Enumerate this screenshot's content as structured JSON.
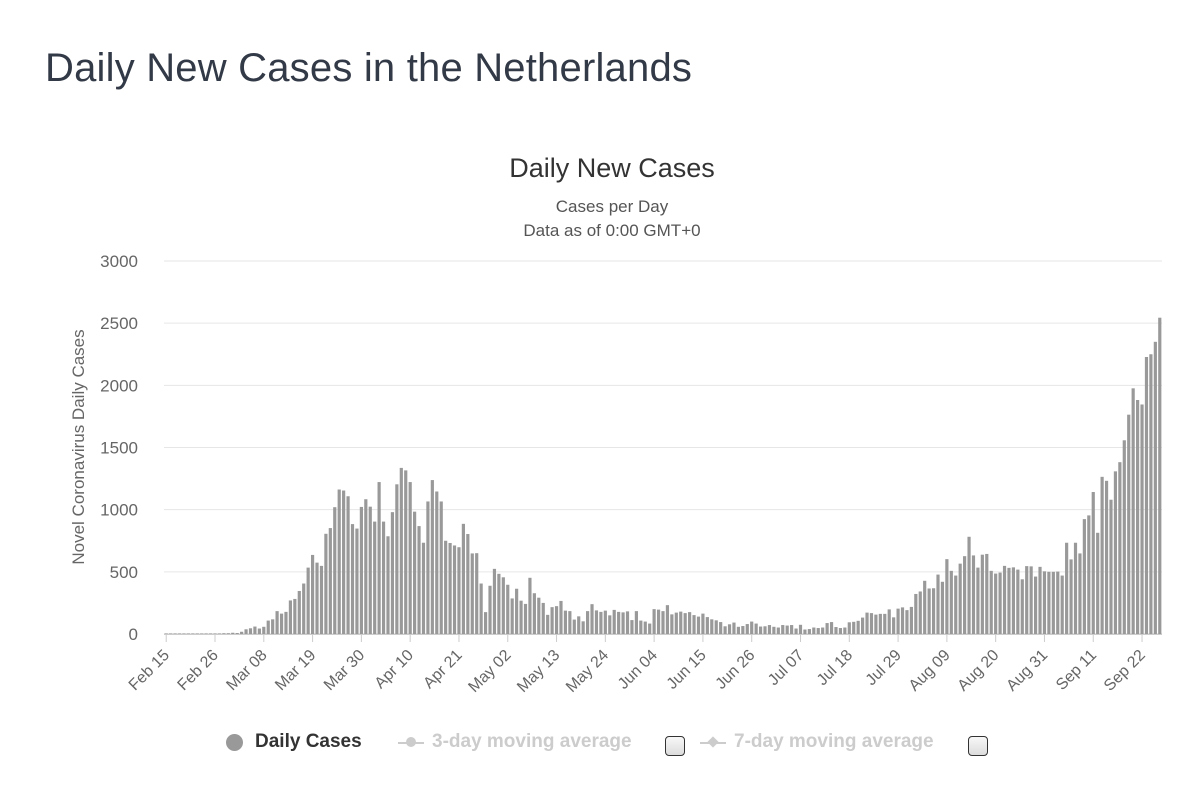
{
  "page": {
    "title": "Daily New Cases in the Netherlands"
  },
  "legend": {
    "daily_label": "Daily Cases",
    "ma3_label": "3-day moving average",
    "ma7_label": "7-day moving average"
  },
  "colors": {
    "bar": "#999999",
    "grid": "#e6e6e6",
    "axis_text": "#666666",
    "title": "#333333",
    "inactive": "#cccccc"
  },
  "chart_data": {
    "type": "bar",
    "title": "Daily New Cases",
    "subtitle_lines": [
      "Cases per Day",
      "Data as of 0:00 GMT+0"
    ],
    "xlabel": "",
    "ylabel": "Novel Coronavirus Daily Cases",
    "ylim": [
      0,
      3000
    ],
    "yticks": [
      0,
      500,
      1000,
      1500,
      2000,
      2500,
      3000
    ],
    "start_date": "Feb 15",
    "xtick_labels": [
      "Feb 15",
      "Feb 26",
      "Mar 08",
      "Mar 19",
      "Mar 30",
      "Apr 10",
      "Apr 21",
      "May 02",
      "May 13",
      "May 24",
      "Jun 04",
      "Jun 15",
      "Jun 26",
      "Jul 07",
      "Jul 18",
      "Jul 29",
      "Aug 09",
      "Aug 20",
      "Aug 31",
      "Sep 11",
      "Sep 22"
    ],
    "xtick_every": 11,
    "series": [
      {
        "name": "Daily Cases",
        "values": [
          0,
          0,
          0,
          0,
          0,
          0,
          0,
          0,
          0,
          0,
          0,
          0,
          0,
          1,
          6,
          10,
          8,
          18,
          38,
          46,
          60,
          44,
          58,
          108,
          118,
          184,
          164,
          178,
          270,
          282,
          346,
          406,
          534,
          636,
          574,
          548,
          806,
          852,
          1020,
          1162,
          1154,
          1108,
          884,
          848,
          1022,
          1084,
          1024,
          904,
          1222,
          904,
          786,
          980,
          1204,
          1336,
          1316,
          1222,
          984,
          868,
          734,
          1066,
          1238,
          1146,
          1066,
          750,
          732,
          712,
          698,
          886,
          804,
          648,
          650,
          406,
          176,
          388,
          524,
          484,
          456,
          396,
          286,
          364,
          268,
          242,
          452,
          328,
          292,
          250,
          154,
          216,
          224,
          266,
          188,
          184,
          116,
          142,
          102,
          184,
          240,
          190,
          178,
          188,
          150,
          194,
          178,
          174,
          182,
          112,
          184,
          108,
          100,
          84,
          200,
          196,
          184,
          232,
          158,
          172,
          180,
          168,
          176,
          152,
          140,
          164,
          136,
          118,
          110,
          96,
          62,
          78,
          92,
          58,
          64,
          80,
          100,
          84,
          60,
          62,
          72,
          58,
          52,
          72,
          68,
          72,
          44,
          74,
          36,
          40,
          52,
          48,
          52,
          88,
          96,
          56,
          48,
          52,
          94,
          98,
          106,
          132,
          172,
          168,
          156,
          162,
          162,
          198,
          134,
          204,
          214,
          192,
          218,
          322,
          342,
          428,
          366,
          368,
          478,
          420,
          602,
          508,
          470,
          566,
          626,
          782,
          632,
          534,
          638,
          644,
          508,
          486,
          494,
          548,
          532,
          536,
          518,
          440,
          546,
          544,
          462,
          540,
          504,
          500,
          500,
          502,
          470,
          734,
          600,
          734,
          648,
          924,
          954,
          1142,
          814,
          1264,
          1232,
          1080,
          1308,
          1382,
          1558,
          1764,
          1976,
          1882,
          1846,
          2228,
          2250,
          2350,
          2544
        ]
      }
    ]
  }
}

* * *

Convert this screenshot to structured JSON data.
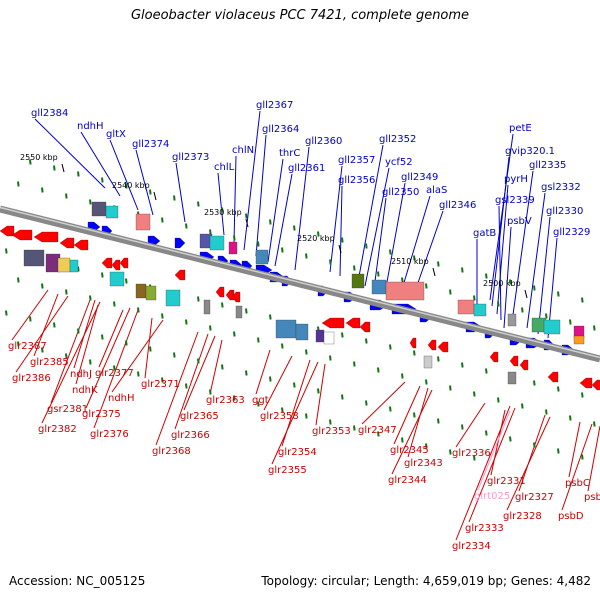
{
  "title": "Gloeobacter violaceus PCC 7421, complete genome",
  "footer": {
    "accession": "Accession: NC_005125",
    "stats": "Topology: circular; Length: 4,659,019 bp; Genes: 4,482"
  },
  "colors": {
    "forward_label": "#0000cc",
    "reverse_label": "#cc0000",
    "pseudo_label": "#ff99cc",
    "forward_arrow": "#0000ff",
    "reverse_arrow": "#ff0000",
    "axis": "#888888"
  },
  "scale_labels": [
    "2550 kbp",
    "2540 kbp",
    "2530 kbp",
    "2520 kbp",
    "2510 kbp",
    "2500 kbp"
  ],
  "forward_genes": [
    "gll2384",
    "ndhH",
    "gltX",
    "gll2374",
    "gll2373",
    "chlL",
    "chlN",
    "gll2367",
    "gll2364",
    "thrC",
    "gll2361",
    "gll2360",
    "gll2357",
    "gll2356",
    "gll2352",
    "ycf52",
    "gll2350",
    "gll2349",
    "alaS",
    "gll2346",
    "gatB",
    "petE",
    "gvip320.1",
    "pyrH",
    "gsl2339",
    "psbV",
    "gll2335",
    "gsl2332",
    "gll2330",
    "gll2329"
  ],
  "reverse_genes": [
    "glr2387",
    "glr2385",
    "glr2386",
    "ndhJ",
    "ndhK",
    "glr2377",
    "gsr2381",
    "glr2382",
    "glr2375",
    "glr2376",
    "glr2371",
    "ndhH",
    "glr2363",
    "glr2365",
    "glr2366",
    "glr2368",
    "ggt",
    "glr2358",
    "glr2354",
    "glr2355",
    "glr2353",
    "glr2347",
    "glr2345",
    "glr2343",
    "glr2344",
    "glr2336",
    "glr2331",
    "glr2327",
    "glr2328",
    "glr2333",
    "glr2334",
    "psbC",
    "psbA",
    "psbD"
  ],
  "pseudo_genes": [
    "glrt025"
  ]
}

## What you have to do
Ascertain the number of lines in the entries that include the word "screenshot", and report only that number.

## Expected answer
2